Dataset items:
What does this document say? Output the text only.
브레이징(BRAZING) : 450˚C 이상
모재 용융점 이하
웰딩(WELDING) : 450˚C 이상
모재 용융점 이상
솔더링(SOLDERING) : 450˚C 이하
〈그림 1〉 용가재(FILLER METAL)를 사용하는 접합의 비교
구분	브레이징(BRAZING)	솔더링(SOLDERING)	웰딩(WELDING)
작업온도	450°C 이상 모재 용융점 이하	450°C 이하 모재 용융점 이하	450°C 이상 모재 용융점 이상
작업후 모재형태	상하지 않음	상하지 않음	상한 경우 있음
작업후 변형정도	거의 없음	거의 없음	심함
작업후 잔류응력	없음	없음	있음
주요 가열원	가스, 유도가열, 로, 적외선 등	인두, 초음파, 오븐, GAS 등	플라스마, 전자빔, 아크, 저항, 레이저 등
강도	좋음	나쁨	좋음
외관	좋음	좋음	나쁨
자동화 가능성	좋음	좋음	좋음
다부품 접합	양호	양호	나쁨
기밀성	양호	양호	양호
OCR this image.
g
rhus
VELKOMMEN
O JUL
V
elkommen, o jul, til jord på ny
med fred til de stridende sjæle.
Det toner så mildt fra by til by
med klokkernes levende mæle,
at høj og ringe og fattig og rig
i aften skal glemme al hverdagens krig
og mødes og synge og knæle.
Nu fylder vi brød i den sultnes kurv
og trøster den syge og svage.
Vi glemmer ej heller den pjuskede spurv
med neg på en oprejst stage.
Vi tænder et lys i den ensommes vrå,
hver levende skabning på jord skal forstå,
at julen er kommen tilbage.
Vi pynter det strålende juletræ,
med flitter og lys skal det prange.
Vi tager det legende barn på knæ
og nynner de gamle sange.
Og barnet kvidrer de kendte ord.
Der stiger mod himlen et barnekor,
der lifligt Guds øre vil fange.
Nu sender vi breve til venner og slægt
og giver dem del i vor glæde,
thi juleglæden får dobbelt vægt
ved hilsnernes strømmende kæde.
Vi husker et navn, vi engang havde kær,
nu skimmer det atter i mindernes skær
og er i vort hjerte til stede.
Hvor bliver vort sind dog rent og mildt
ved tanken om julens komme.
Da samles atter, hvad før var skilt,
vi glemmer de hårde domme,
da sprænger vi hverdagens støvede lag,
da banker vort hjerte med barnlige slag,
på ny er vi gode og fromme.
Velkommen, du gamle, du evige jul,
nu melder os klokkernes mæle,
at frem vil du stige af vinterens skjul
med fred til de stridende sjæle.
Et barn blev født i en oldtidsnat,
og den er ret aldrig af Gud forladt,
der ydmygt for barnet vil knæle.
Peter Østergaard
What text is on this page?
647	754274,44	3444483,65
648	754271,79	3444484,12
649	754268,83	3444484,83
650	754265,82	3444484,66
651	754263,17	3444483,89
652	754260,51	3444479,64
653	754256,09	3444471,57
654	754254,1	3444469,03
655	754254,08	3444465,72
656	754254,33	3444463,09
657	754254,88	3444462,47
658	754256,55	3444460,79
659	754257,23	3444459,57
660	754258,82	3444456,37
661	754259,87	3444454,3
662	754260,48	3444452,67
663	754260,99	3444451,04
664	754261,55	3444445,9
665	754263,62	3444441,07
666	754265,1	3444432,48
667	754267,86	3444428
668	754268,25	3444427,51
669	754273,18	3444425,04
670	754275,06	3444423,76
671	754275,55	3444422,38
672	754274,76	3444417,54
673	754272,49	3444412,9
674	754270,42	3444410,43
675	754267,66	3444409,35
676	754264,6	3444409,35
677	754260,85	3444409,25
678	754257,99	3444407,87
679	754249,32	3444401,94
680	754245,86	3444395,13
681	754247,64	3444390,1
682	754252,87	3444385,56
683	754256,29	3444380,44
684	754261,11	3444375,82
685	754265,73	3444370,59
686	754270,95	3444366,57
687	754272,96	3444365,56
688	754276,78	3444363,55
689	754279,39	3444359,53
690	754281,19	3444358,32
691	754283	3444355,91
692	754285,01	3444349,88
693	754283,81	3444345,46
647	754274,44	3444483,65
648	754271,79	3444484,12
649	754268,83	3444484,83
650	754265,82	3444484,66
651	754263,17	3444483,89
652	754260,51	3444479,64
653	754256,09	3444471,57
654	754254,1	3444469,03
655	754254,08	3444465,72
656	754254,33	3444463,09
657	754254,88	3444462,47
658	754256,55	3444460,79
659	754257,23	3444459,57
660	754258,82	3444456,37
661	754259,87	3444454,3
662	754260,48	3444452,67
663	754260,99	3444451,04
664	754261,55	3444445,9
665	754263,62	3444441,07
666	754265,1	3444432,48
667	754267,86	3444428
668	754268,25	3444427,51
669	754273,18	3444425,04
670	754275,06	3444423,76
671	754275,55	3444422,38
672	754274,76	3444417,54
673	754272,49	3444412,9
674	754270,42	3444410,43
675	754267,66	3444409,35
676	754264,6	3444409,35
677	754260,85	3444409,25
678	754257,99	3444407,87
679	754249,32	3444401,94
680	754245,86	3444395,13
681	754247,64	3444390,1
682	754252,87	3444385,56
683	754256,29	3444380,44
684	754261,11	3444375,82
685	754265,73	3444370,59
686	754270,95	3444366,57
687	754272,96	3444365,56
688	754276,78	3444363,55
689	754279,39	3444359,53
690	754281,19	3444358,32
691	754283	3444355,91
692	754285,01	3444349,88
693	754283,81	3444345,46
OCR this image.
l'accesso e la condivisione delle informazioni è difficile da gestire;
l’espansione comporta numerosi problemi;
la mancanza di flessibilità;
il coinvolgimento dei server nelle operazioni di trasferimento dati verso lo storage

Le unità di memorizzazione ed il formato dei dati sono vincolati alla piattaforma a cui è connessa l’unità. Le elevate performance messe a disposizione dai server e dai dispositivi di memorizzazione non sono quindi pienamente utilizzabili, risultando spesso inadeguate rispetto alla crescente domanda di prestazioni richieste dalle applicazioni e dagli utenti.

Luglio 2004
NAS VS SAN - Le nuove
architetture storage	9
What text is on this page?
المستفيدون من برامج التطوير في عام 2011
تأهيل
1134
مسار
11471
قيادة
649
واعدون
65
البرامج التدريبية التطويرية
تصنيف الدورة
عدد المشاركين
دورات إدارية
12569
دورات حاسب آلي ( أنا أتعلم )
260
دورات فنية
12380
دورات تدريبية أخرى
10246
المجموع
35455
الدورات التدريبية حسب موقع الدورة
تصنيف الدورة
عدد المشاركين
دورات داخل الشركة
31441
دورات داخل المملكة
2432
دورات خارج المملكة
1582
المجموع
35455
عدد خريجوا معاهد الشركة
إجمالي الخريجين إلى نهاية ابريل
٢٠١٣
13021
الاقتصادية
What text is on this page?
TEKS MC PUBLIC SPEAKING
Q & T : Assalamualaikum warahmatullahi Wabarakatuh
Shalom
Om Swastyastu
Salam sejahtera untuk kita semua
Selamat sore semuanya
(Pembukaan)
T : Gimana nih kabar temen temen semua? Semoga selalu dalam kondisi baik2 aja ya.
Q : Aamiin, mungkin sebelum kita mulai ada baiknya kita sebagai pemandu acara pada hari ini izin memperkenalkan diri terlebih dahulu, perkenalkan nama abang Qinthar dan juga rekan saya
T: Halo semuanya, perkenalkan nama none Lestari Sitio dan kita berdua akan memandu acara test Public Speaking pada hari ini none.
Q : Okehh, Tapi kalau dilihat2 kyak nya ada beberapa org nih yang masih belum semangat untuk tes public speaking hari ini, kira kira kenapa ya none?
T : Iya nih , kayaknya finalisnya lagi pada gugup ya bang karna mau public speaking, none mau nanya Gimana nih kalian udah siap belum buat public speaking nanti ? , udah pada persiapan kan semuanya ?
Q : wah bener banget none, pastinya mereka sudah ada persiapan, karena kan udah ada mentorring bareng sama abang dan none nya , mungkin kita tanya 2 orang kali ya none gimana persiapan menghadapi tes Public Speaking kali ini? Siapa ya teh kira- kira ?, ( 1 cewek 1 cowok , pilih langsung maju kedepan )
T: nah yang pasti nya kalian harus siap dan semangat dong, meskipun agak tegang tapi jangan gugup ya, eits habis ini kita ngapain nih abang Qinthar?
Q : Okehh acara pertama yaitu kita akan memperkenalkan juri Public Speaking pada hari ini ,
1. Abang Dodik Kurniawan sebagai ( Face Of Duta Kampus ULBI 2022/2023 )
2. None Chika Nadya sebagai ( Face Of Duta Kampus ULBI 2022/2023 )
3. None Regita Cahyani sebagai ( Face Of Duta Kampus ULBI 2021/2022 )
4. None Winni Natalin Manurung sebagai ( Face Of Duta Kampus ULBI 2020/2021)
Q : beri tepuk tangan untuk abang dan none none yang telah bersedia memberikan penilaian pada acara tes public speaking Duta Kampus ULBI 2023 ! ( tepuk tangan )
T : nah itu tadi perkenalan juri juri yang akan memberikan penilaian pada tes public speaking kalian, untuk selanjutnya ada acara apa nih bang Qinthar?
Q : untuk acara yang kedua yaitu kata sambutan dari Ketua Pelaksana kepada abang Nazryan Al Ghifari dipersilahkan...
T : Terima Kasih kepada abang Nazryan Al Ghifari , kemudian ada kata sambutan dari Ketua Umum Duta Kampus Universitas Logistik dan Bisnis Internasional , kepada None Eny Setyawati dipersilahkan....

Exercise instructions:
List every line above containing the word "udah".

Full output:
T : Iya nih , kayaknya finalisnya lagi pada gugup ya bang karna mau public speaking, none mau nanya Gimana nih kalian udah siap belum buat public speaking nanti ? , udah pada persiapan kan semuanya ?
Q : wah bener banget none, pastinya mereka sudah ada persiapan, karena kan udah ada mentorring bareng sama abang dan none nya , mungkin kita tanya 2 orang kali ya none gimana persiapan menghadapi tes Public Speaking kali ini? Siapa ya teh kira- kira ?, ( 1 cewek 1 cowok , pilih langsung maju kedepan )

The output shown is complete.